• **TEXT EXCERPT**:

· · · ·

Spatial Specificity of BOLD Signal in the Spinal Cord at 7T Using a Noxious Thermal Stimulus

Alan C Seifert1,2,3 and S Johanna Vannesjo4,5
1Biomedical Engineering and Imaging Institute, Icahn School of Medicine at Mount Sinai, New York, NY, United States, 2Department of Radiology, Icahn School of Medicine at Mount Sinai, New York, NY, United States, 3Graduate School of Biomedical Sciences, Icahn School of Medicine at Mount Sinai, New York, NY, United States, 4Spinal Cord Injury Center, University Hospital Balgrist, University of Zurich, Zurich, Switzerland, 5Wellcome Centre for Integrative Neuroimaging, FMRIB, University of Oxford, Oxford, United Kingdom

BOLD signal in gradient-echo images is a combination of macrovascular and microvascular contributions, where the macrovascular component, arising from larger veins draining the activated tissue, is less specific to the site of activation. In this work, we image activation produced in the cervical spinal cord by a noxious thermal stimulus at 7T. We consistently observed activation in the dorsal white matter medial to the dorsal horn, rather than in the gray matter itself. However, due to the relatively straightforward venous architecture of the spinal cord, this observed displaced activation does remain closely related to the true site of neuronal activation.

· · · ·

• **RECORDS**:
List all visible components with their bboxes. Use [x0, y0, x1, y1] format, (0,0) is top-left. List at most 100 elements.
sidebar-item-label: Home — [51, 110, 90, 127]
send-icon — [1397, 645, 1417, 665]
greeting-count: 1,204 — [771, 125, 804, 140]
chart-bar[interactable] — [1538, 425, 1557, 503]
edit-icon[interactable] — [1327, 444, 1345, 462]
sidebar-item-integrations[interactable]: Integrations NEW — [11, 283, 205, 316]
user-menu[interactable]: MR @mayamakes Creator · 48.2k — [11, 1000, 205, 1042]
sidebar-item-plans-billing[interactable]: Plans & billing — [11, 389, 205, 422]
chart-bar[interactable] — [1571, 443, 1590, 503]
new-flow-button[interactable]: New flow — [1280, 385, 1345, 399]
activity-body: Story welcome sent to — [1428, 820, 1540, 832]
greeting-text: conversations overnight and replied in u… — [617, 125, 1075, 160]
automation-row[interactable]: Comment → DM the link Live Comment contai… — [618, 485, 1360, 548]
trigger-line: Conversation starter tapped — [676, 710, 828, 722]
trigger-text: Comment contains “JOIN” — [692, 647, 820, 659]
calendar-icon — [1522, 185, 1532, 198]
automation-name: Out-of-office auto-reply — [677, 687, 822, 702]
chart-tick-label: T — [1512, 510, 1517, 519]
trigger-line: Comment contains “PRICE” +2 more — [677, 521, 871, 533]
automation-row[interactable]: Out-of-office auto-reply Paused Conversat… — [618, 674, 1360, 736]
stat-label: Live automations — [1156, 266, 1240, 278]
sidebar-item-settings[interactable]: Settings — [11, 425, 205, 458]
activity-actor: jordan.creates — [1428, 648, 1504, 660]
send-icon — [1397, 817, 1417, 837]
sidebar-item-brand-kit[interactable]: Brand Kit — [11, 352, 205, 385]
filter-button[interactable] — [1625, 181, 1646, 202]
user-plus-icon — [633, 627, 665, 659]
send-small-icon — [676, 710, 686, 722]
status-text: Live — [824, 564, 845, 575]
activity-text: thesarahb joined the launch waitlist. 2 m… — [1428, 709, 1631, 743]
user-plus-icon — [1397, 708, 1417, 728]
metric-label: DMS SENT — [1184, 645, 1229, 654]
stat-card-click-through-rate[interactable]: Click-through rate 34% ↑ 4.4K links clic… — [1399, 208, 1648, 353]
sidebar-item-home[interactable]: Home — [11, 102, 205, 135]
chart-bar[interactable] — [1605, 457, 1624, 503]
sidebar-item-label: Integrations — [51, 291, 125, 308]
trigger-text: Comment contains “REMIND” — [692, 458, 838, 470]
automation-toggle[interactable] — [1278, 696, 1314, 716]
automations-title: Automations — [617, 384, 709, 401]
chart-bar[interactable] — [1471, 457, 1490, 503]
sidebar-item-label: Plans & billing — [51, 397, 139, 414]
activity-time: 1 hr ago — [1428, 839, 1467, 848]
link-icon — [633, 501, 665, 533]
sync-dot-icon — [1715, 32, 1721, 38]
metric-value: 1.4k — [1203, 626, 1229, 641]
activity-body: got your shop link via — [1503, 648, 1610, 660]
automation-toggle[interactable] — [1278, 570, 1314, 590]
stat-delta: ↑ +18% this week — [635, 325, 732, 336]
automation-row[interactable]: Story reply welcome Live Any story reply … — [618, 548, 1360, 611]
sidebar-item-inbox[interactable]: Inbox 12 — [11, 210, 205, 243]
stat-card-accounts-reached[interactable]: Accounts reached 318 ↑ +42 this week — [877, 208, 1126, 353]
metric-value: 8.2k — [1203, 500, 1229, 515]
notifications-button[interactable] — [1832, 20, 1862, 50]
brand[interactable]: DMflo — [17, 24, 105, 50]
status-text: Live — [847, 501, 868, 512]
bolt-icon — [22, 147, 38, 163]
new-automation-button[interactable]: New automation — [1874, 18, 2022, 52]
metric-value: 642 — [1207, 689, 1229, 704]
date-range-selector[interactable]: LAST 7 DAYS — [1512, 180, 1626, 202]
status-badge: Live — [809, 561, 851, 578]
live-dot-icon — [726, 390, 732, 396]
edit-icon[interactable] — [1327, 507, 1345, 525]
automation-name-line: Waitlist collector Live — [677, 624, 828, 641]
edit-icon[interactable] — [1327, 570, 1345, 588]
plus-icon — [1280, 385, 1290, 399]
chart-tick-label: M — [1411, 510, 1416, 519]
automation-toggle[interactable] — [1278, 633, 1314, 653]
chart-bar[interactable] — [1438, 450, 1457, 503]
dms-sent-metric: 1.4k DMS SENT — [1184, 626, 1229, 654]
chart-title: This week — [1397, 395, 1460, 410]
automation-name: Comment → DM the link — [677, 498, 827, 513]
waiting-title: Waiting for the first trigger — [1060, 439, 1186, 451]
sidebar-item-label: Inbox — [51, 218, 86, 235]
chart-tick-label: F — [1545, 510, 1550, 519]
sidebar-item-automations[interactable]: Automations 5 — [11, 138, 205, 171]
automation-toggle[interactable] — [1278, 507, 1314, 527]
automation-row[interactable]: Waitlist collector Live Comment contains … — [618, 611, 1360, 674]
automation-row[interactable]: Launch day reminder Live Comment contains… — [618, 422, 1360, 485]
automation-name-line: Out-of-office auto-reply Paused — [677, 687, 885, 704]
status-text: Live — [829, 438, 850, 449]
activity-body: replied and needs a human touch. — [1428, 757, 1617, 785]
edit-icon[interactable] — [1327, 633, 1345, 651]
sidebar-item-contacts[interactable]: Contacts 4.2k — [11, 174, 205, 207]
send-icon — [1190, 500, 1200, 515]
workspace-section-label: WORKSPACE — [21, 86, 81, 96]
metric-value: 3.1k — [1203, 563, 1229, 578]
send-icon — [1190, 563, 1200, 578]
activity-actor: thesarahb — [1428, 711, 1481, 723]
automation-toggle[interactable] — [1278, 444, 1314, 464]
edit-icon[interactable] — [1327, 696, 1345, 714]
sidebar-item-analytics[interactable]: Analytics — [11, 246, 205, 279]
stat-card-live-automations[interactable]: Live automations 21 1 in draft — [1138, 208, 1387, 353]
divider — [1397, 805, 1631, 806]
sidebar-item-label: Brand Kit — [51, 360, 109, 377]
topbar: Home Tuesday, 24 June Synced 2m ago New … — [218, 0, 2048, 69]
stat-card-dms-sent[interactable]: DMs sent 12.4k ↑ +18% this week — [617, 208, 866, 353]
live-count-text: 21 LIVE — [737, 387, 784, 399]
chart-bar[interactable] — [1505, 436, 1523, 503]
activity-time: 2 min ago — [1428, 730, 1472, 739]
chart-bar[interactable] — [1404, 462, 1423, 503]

· · · ·

• **EXPLORE THE MATERIAL**:
1 - Copy again, word for word, the part of the spinal cord BOLD abstract that opens with the words containing "BOLD signal in gradient-echo" and closes with "of neuronal activation.".
2 - Answer these questions from the spinal cord BOLD abstract:
(a) At what field strength was the cervical spinal cord imaged?
(b) What gives rise to the macrovascular component of the BOLD signal?
(c) Where was activation consistently observed?

• **ANSWERS FOR EACH ITEM**:
1 -
BOLD signal in gradient-echo images is a combination of macrovascular and microvascular contributions, where the macrovascular component, arising from larger veins draining the activated tissue, is less specific to the site of activation. In this work, we image activation produced in the cervical spinal cord by a noxious thermal stimulus at 7T. We consistently observed activation in the dorsal white matter medial to the dorsal horn, rather than in the gray matter itself. However, due to the relatively straightforward venous architecture of the spinal cord, this observed displaced activation does remain closely related to the true site of neuronal activation.

2 -
(a) 7T
(b) Larger veins draining the activated tissue
(c) In the dorsal white matter medial to the dorsal horn, rather than in the gray matter itself